## Record set
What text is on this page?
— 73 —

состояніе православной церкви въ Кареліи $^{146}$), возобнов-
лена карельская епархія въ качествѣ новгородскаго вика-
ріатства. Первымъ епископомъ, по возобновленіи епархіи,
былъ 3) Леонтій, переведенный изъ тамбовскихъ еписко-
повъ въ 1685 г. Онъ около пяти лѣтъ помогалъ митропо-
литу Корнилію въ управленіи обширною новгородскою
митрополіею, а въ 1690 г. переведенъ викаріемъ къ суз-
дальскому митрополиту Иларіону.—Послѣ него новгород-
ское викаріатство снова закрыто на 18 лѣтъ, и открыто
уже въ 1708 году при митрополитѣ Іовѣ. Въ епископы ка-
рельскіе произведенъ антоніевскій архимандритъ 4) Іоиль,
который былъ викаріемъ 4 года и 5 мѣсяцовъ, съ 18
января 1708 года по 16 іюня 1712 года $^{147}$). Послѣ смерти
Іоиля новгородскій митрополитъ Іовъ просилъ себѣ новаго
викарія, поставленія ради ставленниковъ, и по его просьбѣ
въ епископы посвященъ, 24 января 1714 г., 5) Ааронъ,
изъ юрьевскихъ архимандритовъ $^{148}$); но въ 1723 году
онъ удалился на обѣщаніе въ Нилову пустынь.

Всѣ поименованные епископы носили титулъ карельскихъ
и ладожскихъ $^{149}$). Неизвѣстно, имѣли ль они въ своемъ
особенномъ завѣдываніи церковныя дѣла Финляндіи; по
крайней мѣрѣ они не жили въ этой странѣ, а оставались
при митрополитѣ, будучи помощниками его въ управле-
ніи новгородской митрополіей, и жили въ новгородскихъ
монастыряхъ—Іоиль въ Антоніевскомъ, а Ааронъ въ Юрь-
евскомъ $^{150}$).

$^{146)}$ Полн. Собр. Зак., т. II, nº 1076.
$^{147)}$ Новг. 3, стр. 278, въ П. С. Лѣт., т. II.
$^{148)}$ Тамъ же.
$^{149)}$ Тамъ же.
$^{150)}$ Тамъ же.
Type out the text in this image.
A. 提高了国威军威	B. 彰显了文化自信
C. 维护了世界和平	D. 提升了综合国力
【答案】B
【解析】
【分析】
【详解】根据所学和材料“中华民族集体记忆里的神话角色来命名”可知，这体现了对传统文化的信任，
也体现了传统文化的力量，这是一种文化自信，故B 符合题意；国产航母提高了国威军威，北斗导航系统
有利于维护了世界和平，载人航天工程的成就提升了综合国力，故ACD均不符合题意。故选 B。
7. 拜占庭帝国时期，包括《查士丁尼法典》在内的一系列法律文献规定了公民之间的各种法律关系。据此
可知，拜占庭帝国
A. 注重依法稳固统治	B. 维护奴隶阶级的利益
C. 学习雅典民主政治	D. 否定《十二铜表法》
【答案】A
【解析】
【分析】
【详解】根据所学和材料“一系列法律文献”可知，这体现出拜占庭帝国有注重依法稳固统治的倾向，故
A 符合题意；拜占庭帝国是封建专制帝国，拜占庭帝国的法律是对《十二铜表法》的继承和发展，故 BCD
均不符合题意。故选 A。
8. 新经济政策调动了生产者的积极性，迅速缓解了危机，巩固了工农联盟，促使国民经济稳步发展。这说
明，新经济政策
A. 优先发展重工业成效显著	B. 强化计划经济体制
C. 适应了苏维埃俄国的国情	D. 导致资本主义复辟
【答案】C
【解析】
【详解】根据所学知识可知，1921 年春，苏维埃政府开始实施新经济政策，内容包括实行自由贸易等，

## The exercise
Return from the data every line that holds "викаріемъ".

## Task result
митрополіею, а въ 1690 г. переведенъ викаріемъ къ суз-
который былъ викаріемъ 4 года и 5 мѣсяцовъ, съ 18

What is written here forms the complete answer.